** Start of GIVEN RECORDS **

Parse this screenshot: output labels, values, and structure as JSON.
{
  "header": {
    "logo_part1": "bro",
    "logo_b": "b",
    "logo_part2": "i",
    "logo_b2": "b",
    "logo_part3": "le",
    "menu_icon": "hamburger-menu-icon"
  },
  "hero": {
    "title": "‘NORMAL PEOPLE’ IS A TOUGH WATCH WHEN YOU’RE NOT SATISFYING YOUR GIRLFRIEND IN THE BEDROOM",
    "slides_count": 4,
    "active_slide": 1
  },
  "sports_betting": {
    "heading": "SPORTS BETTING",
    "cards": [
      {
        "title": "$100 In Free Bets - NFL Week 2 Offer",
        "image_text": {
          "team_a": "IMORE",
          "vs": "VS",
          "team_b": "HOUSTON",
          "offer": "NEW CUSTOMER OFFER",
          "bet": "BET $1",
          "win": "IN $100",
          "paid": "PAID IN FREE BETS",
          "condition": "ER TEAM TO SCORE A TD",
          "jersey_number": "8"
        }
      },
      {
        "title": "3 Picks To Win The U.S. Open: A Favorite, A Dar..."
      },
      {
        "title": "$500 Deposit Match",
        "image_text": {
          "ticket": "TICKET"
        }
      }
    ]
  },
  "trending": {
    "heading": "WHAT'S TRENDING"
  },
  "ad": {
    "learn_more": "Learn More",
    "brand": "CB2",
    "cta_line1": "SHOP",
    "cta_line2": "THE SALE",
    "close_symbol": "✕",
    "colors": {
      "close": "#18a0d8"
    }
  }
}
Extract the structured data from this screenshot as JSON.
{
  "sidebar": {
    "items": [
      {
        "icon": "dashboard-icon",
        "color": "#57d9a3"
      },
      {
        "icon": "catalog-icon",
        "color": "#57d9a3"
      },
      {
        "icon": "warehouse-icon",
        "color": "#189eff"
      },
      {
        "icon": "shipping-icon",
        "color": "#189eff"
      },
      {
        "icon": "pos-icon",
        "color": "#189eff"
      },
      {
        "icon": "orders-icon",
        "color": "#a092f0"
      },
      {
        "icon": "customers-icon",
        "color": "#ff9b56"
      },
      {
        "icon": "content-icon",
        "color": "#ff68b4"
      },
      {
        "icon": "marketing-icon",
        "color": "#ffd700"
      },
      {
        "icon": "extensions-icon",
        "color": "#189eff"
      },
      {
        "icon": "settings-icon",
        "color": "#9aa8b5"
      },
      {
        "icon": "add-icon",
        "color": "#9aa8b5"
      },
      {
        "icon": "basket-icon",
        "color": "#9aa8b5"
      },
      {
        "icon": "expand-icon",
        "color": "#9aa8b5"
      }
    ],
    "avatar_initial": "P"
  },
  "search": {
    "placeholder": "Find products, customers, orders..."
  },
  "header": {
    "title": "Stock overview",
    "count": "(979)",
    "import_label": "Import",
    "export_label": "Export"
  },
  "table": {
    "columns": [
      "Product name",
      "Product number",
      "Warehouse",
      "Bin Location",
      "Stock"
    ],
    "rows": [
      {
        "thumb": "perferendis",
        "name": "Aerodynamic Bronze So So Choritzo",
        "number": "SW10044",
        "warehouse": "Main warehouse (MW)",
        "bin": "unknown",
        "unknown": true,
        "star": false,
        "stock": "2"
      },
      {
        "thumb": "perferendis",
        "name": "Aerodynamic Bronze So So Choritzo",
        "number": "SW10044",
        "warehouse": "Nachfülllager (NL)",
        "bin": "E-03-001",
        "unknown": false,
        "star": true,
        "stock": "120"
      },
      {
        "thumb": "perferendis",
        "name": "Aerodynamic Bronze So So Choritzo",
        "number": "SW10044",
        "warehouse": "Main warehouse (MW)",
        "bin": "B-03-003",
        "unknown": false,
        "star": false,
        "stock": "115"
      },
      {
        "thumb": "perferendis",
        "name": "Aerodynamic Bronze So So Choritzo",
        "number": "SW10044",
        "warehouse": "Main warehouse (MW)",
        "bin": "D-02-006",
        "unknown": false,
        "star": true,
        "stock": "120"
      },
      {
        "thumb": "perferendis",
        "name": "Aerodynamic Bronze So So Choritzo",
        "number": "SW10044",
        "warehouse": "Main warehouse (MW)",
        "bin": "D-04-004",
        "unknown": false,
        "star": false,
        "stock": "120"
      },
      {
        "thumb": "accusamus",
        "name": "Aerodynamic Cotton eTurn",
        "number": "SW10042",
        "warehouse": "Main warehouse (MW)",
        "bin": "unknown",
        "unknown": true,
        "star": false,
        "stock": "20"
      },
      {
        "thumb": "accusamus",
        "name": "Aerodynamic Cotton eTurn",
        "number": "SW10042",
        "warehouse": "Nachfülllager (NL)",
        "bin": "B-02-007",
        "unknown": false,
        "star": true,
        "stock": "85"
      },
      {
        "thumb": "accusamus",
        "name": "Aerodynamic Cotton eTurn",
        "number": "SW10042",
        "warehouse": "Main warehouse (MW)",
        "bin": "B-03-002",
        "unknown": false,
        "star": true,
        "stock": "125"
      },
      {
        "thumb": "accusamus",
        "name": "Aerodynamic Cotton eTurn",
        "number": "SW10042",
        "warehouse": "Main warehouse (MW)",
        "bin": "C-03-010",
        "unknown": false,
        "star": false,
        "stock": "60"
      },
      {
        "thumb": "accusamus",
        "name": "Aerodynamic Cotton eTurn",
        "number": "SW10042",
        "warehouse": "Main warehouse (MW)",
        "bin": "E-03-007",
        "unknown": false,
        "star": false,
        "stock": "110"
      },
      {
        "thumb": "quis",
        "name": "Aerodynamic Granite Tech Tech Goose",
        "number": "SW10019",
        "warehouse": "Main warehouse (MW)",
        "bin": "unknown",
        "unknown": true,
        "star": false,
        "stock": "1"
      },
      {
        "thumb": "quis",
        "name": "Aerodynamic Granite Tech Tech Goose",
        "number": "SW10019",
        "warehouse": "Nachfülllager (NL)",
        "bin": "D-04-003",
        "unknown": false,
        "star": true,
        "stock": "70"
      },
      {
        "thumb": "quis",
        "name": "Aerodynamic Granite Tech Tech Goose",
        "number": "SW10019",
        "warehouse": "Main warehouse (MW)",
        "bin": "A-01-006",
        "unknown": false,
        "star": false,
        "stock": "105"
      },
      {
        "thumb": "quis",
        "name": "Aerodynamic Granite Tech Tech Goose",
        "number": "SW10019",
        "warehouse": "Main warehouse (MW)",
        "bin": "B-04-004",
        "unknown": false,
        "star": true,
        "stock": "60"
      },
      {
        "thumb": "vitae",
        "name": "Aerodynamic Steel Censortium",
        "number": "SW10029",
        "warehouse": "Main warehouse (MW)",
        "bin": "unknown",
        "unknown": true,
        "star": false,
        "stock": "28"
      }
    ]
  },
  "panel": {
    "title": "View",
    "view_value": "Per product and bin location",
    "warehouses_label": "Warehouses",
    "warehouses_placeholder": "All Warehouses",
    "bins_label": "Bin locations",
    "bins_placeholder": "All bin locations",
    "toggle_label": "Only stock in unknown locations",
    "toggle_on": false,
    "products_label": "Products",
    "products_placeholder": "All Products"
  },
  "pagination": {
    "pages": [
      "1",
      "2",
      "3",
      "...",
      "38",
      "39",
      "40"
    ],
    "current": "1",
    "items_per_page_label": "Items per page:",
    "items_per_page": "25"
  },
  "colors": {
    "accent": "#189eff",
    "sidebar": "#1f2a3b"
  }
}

** End of GIVEN RECORDS **

- WHAT IS REQUIRED
Set down the entries above again, word for word.

- ANSWER TO THIS PROBLEM
Parse this screenshot: output labels, values, and structure as JSON.
{
  "header": {
    "logo_part1": "bro",
    "logo_b": "b",
    "logo_part2": "i",
    "logo_b2": "b",
    "logo_part3": "le",
    "menu_icon": "hamburger-menu-icon"
  },
  "hero": {
    "title": "‘NORMAL PEOPLE’ IS A TOUGH WATCH WHEN YOU’RE NOT SATISFYING YOUR GIRLFRIEND IN THE BEDROOM",
    "slides_count": 4,
    "active_slide": 1
  },
  "sports_betting": {
    "heading": "SPORTS BETTING",
    "cards": [
      {
        "title": "$100 In Free Bets - NFL Week 2 Offer",
        "image_text": {
          "team_a": "IMORE",
          "vs": "VS",
          "team_b": "HOUSTON",
          "offer": "NEW CUSTOMER OFFER",
          "bet": "BET $1",
          "win": "IN $100",
          "paid": "PAID IN FREE BETS",
          "condition": "ER TEAM TO SCORE A TD",
          "jersey_number": "8"
        }
      },
      {
        "title": "3 Picks To Win The U.S. Open: A Favorite, A Dar..."
      },
      {
        "title": "$500 Deposit Match",
        "image_text": {
          "ticket": "TICKET"
        }
      }
    ]
  },
  "trending": {
    "heading": "WHAT'S TRENDING"
  },
  "ad": {
    "learn_more": "Learn More",
    "brand": "CB2",
    "cta_line1": "SHOP",
    "cta_line2": "THE SALE",
    "close_symbol": "✕",
    "colors": {
      "close": "#18a0d8"
    }
  }
}
Extract the structured data from this screenshot as JSON.
{
  "sidebar": {
    "items": [
      {
        "icon": "dashboard-icon",
        "color": "#57d9a3"
      },
      {
        "icon": "catalog-icon",
        "color": "#57d9a3"
      },
      {
        "icon": "warehouse-icon",
        "color": "#189eff"
      },
      {
        "icon": "shipping-icon",
        "color": "#189eff"
      },
      {
        "icon": "pos-icon",
        "color": "#189eff"
      },
      {
        "icon": "orders-icon",
        "color": "#a092f0"
      },
      {
        "icon": "customers-icon",
        "color": "#ff9b56"
      },
      {
        "icon": "content-icon",
        "color": "#ff68b4"
      },
      {
        "icon": "marketing-icon",
        "color": "#ffd700"
      },
      {
        "icon": "extensions-icon",
        "color": "#189eff"
      },
      {
        "icon": "settings-icon",
        "color": "#9aa8b5"
      },
      {
        "icon": "add-icon",
        "color": "#9aa8b5"
      },
      {
        "icon": "basket-icon",
        "color": "#9aa8b5"
      },
      {
        "icon": "expand-icon",
        "color": "#9aa8b5"
      }
    ],
    "avatar_initial": "P"
  },
  "search": {
    "placeholder": "Find products, customers, orders..."
  },
  "header": {
    "title": "Stock overview",
    "count": "(979)",
    "import_label": "Import",
    "export_label": "Export"
  },
  "table": {
    "columns": [
      "Product name",
      "Product number",
      "Warehouse",
      "Bin Location",
      "Stock"
    ],
    "rows": [
      {
        "thumb": "perferendis",
        "name": "Aerodynamic Bronze So So Choritzo",
        "number": "SW10044",
        "warehouse": "Main warehouse (MW)",
        "bin": "unknown",
        "unknown": true,
        "star": false,
        "stock": "2"
      },
      {
        "thumb": "perferendis",
        "name": "Aerodynamic Bronze So So Choritzo",
        "number": "SW10044",
        "warehouse": "Nachfülllager (NL)",
        "bin": "E-03-001",
        "unknown": false,
        "star": true,
        "stock": "120"
      },
      {
        "thumb": "perferendis",
        "name": "Aerodynamic Bronze So So Choritzo",
        "number": "SW10044",
        "warehouse": "Main warehouse (MW)",
        "bin": "B-03-003",
        "unknown": false,
        "star": false,
        "stock": "115"
      },
      {
        "thumb": "perferendis",
        "name": "Aerodynamic Bronze So So Choritzo",
        "number": "SW10044",
        "warehouse": "Main warehouse (MW)",
        "bin": "D-02-006",
        "unknown": false,
        "star": true,
        "stock": "120"
      },
      {
        "thumb": "perferendis",
        "name": "Aerodynamic Bronze So So Choritzo",
        "number": "SW10044",
        "warehouse": "Main warehouse (MW)",
        "bin": "D-04-004",
        "unknown": false,
        "star": false,
        "stock": "120"
      },
      {
        "thumb": "accusamus",
        "name": "Aerodynamic Cotton eTurn",
        "number": "SW10042",
        "warehouse": "Main warehouse (MW)",
        "bin": "unknown",
        "unknown": true,
        "star": false,
        "stock": "20"
      },
      {
        "thumb": "accusamus",
        "name": "Aerodynamic Cotton eTurn",
        "number": "SW10042",
        "warehouse": "Nachfülllager (NL)",
        "bin": "B-02-007",
        "unknown": false,
        "star": true,
        "stock": "85"
      },
      {
        "thumb": "accusamus",
        "name": "Aerodynamic Cotton eTurn",
        "number": "SW10042",
        "warehouse": "Main warehouse (MW)",
        "bin": "B-03-002",
        "unknown": false,
        "star": true,
        "stock": "125"
      },
      {
        "thumb": "accusamus",
        "name": "Aerodynamic Cotton eTurn",
        "number": "SW10042",
        "warehouse": "Main warehouse (MW)",
        "bin": "C-03-010",
        "unknown": false,
        "star": false,
        "stock": "60"
      },
      {
        "thumb": "accusamus",
        "name": "Aerodynamic Cotton eTurn",
        "number": "SW10042",
        "warehouse": "Main warehouse (MW)",
        "bin": "E-03-007",
        "unknown": false,
        "star": false,
        "stock": "110"
      },
      {
        "thumb": "quis",
        "name": "Aerodynamic Granite Tech Tech Goose",
        "number": "SW10019",
        "warehouse": "Main warehouse (MW)",
        "bin": "unknown",
        "unknown": true,
        "star": false,
        "stock": "1"
      },
      {
        "thumb": "quis",
        "name": "Aerodynamic Granite Tech Tech Goose",
        "number": "SW10019",
        "warehouse": "Nachfülllager (NL)",
        "bin": "D-04-003",
        "unknown": false,
        "star": true,
        "stock": "70"
      },
      {
        "thumb": "quis",
        "name": "Aerodynamic Granite Tech Tech Goose",
        "number": "SW10019",
        "warehouse": "Main warehouse (MW)",
        "bin": "A-01-006",
        "unknown": false,
        "star": false,
        "stock": "105"
      },
      {
        "thumb": "quis",
        "name": "Aerodynamic Granite Tech Tech Goose",
        "number": "SW10019",
        "warehouse": "Main warehouse (MW)",
        "bin": "B-04-004",
        "unknown": false,
        "star": true,
        "stock": "60"
      },
      {
        "thumb": "vitae",
        "name": "Aerodynamic Steel Censortium",
        "number": "SW10029",
        "warehouse": "Main warehouse (MW)",
        "bin": "unknown",
        "unknown": true,
        "star": false,
        "stock": "28"
      }
    ]
  },
  "panel": {
    "title": "View",
    "view_value": "Per product and bin location",
    "warehouses_label": "Warehouses",
    "warehouses_placeholder": "All Warehouses",
    "bins_label": "Bin locations",
    "bins_placeholder": "All bin locations",
    "toggle_label": "Only stock in unknown locations",
    "toggle_on": false,
    "products_label": "Products",
    "products_placeholder": "All Products"
  },
  "pagination": {
    "pages": [
      "1",
      "2",
      "3",
      "...",
      "38",
      "39",
      "40"
    ],
    "current": "1",
    "items_per_page_label": "Items per page:",
    "items_per_page": "25"
  },
  "colors": {
    "accent": "#189eff",
    "sidebar": "#1f2a3b"
  }
}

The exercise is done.